▶ [Required work]: List each line of the data that holds the word "Amplitude".

[A run of records]
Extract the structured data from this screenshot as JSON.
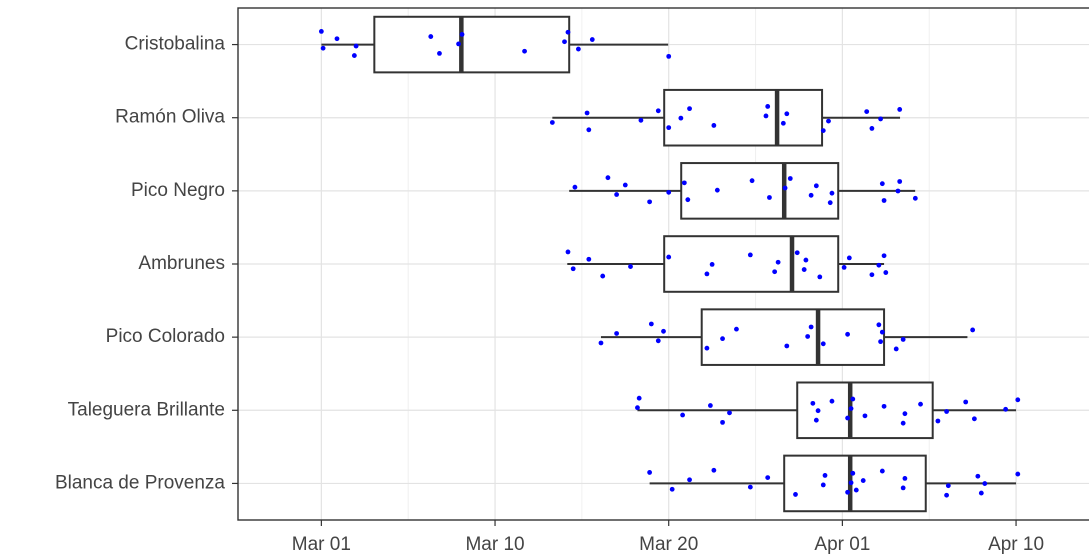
{
  "chart_data": {
    "type": "box",
    "orientation": "horizontal",
    "categories": [
      "Cristobalina",
      "Ramón Oliva",
      "Pico Negro",
      "Ambrunes",
      "Pico Colorado",
      "Taleguera Brillante",
      "Blanca de Provenza"
    ],
    "boxes": [
      {
        "min": 0,
        "q1": 3.05,
        "median": 8.06,
        "q3": 14.27,
        "max": 19.97
      },
      {
        "min": 13.3,
        "q1": 19.74,
        "median": 26.24,
        "q3": 28.83,
        "max": 33.32
      },
      {
        "min": 14.27,
        "q1": 20.72,
        "median": 26.65,
        "q3": 29.76,
        "max": 34.19
      },
      {
        "min": 14.16,
        "q1": 19.74,
        "median": 27.1,
        "q3": 29.76,
        "max": 32.4
      },
      {
        "min": 16.1,
        "q1": 21.9,
        "median": 28.6,
        "q3": 32.4,
        "max": 37.2
      },
      {
        "min": 18.2,
        "q1": 27.4,
        "median": 30.45,
        "q3": 35.2,
        "max": 40
      },
      {
        "min": 18.9,
        "q1": 26.65,
        "median": 30.45,
        "q3": 34.8,
        "max": 40
      }
    ],
    "points": [
      [
        0,
        0.1,
        0.9,
        1.9,
        2.0,
        6.3,
        6.8,
        7.9,
        8.1,
        11.7,
        14.0,
        14.2,
        14.8,
        15.6,
        20.0
      ],
      [
        13.3,
        15.3,
        15.4,
        18.4,
        19.4,
        20.0,
        20.7,
        21.2,
        22.6,
        25.6,
        25.7,
        26.6,
        26.8,
        28.9,
        29.2,
        31.4,
        31.7,
        32.2,
        33.3
      ],
      [
        14.6,
        16.5,
        17.0,
        17.5,
        18.9,
        20.0,
        20.9,
        21.1,
        22.8,
        24.8,
        25.8,
        26.7,
        27.0,
        28.2,
        28.5,
        29.3,
        29.4,
        32.3,
        32.4,
        33.2,
        33.3,
        34.2
      ],
      [
        14.2,
        14.5,
        15.4,
        16.2,
        17.8,
        20.0,
        22.2,
        22.5,
        24.7,
        26.1,
        26.3,
        27.4,
        27.8,
        27.9,
        28.7,
        30.1,
        30.4,
        31.7,
        32.1,
        32.4,
        32.5
      ],
      [
        16.1,
        17.0,
        19.0,
        19.4,
        19.7,
        22.2,
        23.1,
        23.9,
        26.8,
        28.0,
        28.2,
        28.9,
        30.3,
        32.1,
        32.2,
        32.3,
        33.1,
        33.5,
        37.5
      ],
      [
        18.2,
        18.3,
        20.8,
        22.4,
        23.1,
        23.5,
        28.3,
        28.5,
        28.6,
        29.4,
        30.3,
        30.5,
        30.6,
        31.3,
        32.4,
        33.5,
        33.6,
        34.5,
        35.5,
        36.0,
        37.1,
        37.6,
        39.4,
        40.1
      ],
      [
        18.9,
        20.2,
        21.2,
        22.6,
        24.7,
        25.7,
        27.3,
        28.9,
        29.0,
        30.3,
        30.5,
        30.6,
        30.8,
        31.2,
        32.3,
        33.5,
        33.6,
        36.0,
        36.1,
        37.8,
        38.0,
        38.2,
        40.1
      ]
    ],
    "point_color": "#0000ff",
    "box_color": "#333333",
    "xlim": [
      -4.8,
      44.2
    ],
    "xticks": [
      {
        "value": 0,
        "label": "Mar 01"
      },
      {
        "value": 10,
        "label": "Mar 10"
      },
      {
        "value": 20,
        "label": "Mar 20"
      },
      {
        "value": 30,
        "label": "Apr 01"
      },
      {
        "value": 40,
        "label": "Apr 10"
      }
    ],
    "grid": true
  }
}
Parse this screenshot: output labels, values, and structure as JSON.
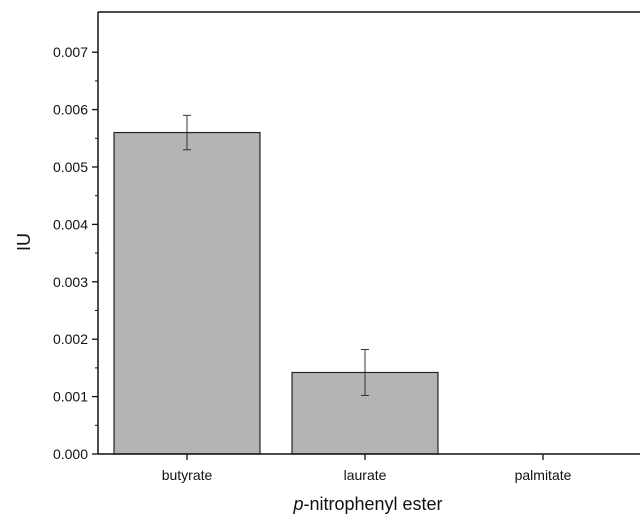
{
  "chart_data": {
    "type": "bar",
    "title": "",
    "xlabel_italic_part": "p",
    "xlabel_rest": "-nitrophenyl ester",
    "ylabel": "IU",
    "categories": [
      "butyrate",
      "laurate",
      "palmitate"
    ],
    "values": [
      0.0056,
      0.00142,
      0.0
    ],
    "error_bars": [
      0.0003,
      0.0004,
      0.0
    ],
    "ylim": [
      0,
      0.0077
    ],
    "yticks": [
      0.0,
      0.001,
      0.002,
      0.003,
      0.004,
      0.005,
      0.006,
      0.007
    ],
    "ytick_labels": [
      "0.000",
      "0.001",
      "0.002",
      "0.003",
      "0.004",
      "0.005",
      "0.006",
      "0.007"
    ],
    "grid": false,
    "legend": "none",
    "bar_color": "#b4b4b4",
    "bar_edge_color": "#222222",
    "axis_color": "#111111"
  }
}
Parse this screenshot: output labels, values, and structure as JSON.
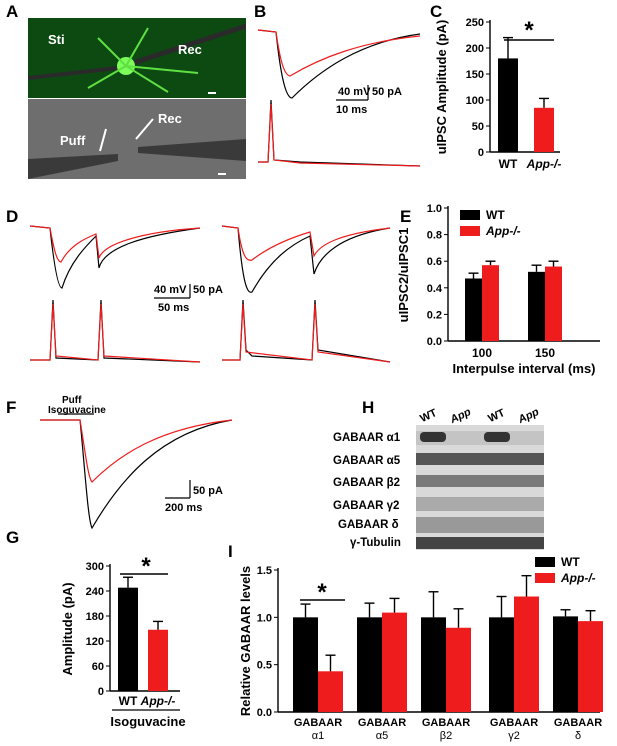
{
  "panels": {
    "A": "A",
    "B": "B",
    "C": "C",
    "D": "D",
    "E": "E",
    "F": "F",
    "G": "G",
    "H": "H",
    "I": "I"
  },
  "panelA": {
    "top_labels": [
      "Sti",
      "Rec"
    ],
    "bottom_labels": [
      "Puff",
      "Rec"
    ]
  },
  "scale_B": {
    "mv": "40 mV",
    "pa": "50 pA",
    "ms": "10 ms"
  },
  "scale_D": {
    "mv": "40 mV",
    "pa": "50 pA",
    "ms": "50 ms"
  },
  "scale_F": {
    "pa": "50 pA",
    "ms": "200 ms"
  },
  "panelF": {
    "puff": "Puff",
    "drug": "Isoguvacine"
  },
  "blot": {
    "columns": [
      "WT",
      "App",
      "WT",
      "App"
    ],
    "rows": [
      "GABAAR α1",
      "GABAAR α5",
      "GABAAR β2",
      "GABAAR γ2",
      "GABAAR δ",
      "γ-Tubulin"
    ]
  },
  "colors": {
    "wt": "#000000",
    "app": "#ee1c1c"
  },
  "chart_data": [
    {
      "panel": "C",
      "type": "bar",
      "categories": [
        "WT",
        "App-/-"
      ],
      "values": [
        180,
        85
      ],
      "errors": [
        40,
        18
      ],
      "ylabel": "uIPSC Amplitude (pA)",
      "ylim": [
        0,
        250
      ],
      "yticks": [
        0,
        50,
        100,
        150,
        200,
        250
      ],
      "significance": "*"
    },
    {
      "panel": "E",
      "type": "bar",
      "categories": [
        "100",
        "150"
      ],
      "series": [
        {
          "name": "WT",
          "values": [
            0.47,
            0.52
          ],
          "errors": [
            0.04,
            0.05
          ]
        },
        {
          "name": "App-/-",
          "values": [
            0.57,
            0.56
          ],
          "errors": [
            0.03,
            0.04
          ]
        }
      ],
      "xlabel": "Interpulse interval (ms)",
      "ylabel": "uIPSC2/uIPSC1",
      "ylim": [
        0,
        1.0
      ],
      "yticks": [
        "0.0",
        "0.2",
        "0.4",
        "0.6",
        "0.8",
        "1.0"
      ],
      "legend": "top-left"
    },
    {
      "panel": "G",
      "type": "bar",
      "categories": [
        "WT",
        "App-/-"
      ],
      "values": [
        248,
        147
      ],
      "errors": [
        25,
        20
      ],
      "ylabel": "Amplitude (pA)",
      "xlabel": "Isoguvacine",
      "ylim": [
        0,
        300
      ],
      "yticks": [
        0,
        60,
        120,
        180,
        240,
        300
      ],
      "significance": "*"
    },
    {
      "panel": "I",
      "type": "bar",
      "categories": [
        "α1",
        "α5",
        "β2",
        "γ2",
        "δ"
      ],
      "category_prefix": "GABAAR",
      "series": [
        {
          "name": "WT",
          "values": [
            1.0,
            1.0,
            1.0,
            1.0,
            1.01
          ],
          "errors": [
            0.14,
            0.15,
            0.27,
            0.22,
            0.07
          ]
        },
        {
          "name": "App-/-",
          "values": [
            0.43,
            1.05,
            0.89,
            1.22,
            0.96
          ],
          "errors": [
            0.17,
            0.15,
            0.2,
            0.22,
            0.11
          ]
        }
      ],
      "ylabel": "Relative GABAAR levels",
      "ylim": [
        0,
        1.5
      ],
      "yticks": [
        "0.0",
        "0.5",
        "1.0",
        "1.5"
      ],
      "significance_on": "α1",
      "legend": "top-right"
    }
  ]
}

▶ [Response]:
      "ylabel": "uIPSC Amplitude (pA)",
      "ylabel": "Amplitude (pA)",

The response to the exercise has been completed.